== Instruction ==
Give the records back in full, exactly as they read.
- - -
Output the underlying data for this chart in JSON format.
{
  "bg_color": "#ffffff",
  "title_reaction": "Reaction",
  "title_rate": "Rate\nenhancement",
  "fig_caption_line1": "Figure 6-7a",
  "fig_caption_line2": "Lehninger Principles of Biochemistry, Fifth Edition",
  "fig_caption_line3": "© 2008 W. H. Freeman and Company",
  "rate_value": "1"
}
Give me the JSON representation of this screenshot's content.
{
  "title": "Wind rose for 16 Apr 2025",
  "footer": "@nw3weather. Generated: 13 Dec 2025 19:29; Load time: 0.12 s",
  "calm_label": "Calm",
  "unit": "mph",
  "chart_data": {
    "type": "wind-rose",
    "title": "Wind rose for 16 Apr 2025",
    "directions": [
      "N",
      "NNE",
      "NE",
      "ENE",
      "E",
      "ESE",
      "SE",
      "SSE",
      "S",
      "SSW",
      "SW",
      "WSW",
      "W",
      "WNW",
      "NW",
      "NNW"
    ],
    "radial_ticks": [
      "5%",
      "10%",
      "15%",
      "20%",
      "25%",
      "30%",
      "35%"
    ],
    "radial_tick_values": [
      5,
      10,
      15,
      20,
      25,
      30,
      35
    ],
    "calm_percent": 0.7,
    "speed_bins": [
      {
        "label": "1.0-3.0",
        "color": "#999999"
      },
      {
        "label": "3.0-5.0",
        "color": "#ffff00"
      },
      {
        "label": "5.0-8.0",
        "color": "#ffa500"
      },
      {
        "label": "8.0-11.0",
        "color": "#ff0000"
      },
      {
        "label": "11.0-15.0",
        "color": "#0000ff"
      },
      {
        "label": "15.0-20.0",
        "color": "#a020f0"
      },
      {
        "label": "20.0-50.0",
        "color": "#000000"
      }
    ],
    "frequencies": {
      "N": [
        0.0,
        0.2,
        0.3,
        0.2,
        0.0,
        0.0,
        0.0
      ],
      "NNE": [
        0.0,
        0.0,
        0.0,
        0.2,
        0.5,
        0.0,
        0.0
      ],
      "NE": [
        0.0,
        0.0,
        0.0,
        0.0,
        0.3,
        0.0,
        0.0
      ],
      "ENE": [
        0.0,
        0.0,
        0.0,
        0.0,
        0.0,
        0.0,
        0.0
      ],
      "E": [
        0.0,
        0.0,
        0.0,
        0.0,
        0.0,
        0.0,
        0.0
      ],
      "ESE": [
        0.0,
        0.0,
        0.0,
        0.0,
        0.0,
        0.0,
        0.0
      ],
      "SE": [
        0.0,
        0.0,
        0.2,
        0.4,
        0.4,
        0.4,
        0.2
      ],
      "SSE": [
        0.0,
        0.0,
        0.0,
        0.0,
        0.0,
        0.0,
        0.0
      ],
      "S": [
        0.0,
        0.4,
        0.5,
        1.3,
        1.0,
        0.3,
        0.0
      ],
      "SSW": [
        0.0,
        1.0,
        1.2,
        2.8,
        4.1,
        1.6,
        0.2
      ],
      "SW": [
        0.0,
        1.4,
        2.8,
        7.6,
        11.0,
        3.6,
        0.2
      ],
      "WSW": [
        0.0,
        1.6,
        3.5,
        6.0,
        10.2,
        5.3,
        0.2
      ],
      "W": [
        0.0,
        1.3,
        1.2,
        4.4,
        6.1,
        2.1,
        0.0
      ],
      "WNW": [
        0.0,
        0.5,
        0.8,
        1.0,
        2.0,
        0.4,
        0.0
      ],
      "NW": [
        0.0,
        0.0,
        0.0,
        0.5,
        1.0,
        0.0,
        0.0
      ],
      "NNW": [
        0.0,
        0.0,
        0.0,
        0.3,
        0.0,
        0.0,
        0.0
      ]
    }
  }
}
- - -
== Solution to this task ==
Output the underlying data for this chart in JSON format.
{
  "bg_color": "#ffffff",
  "title_reaction": "Reaction",
  "title_rate": "Rate\nenhancement",
  "fig_caption_line1": "Figure 6-7a",
  "fig_caption_line2": "Lehninger Principles of Biochemistry, Fifth Edition",
  "fig_caption_line3": "© 2008 W. H. Freeman and Company",
  "rate_value": "1"
}
Give me the JSON representation of this screenshot's content.
{
  "title": "Wind rose for 16 Apr 2025",
  "footer": "@nw3weather. Generated: 13 Dec 2025 19:29; Load time: 0.12 s",
  "calm_label": "Calm",
  "unit": "mph",
  "chart_data": {
    "type": "wind-rose",
    "title": "Wind rose for 16 Apr 2025",
    "directions": [
      "N",
      "NNE",
      "NE",
      "ENE",
      "E",
      "ESE",
      "SE",
      "SSE",
      "S",
      "SSW",
      "SW",
      "WSW",
      "W",
      "WNW",
      "NW",
      "NNW"
    ],
    "radial_ticks": [
      "5%",
      "10%",
      "15%",
      "20%",
      "25%",
      "30%",
      "35%"
    ],
    "radial_tick_values": [
      5,
      10,
      15,
      20,
      25,
      30,
      35
    ],
    "calm_percent": 0.7,
    "speed_bins": [
      {
        "label": "1.0-3.0",
        "color": "#999999"
      },
      {
        "label": "3.0-5.0",
        "color": "#ffff00"
      },
      {
        "label": "5.0-8.0",
        "color": "#ffa500"
      },
      {
        "label": "8.0-11.0",
        "color": "#ff0000"
      },
      {
        "label": "11.0-15.0",
        "color": "#0000ff"
      },
      {
        "label": "15.0-20.0",
        "color": "#a020f0"
      },
      {
        "label": "20.0-50.0",
        "color": "#000000"
      }
    ],
    "frequencies": {
      "N": [
        0.0,
        0.2,
        0.3,
        0.2,
        0.0,
        0.0,
        0.0
      ],
      "NNE": [
        0.0,
        0.0,
        0.0,
        0.2,
        0.5,
        0.0,
        0.0
      ],
      "NE": [
        0.0,
        0.0,
        0.0,
        0.0,
        0.3,
        0.0,
        0.0
      ],
      "ENE": [
        0.0,
        0.0,
        0.0,
        0.0,
        0.0,
        0.0,
        0.0
      ],
      "E": [
        0.0,
        0.0,
        0.0,
        0.0,
        0.0,
        0.0,
        0.0
      ],
      "ESE": [
        0.0,
        0.0,
        0.0,
        0.0,
        0.0,
        0.0,
        0.0
      ],
      "SE": [
        0.0,
        0.0,
        0.2,
        0.4,
        0.4,
        0.4,
        0.2
      ],
      "SSE": [
        0.0,
        0.0,
        0.0,
        0.0,
        0.0,
        0.0,
        0.0
      ],
      "S": [
        0.0,
        0.4,
        0.5,
        1.3,
        1.0,
        0.3,
        0.0
      ],
      "SSW": [
        0.0,
        1.0,
        1.2,
        2.8,
        4.1,
        1.6,
        0.2
      ],
      "SW": [
        0.0,
        1.4,
        2.8,
        7.6,
        11.0,
        3.6,
        0.2
      ],
      "WSW": [
        0.0,
        1.6,
        3.5,
        6.0,
        10.2,
        5.3,
        0.2
      ],
      "W": [
        0.0,
        1.3,
        1.2,
        4.4,
        6.1,
        2.1,
        0.0
      ],
      "WNW": [
        0.0,
        0.5,
        0.8,
        1.0,
        2.0,
        0.4,
        0.0
      ],
      "NW": [
        0.0,
        0.0,
        0.0,
        0.5,
        1.0,
        0.0,
        0.0
      ],
      "NNW": [
        0.0,
        0.0,
        0.0,
        0.3,
        0.0,
        0.0,
        0.0
      ]
    }
  }
}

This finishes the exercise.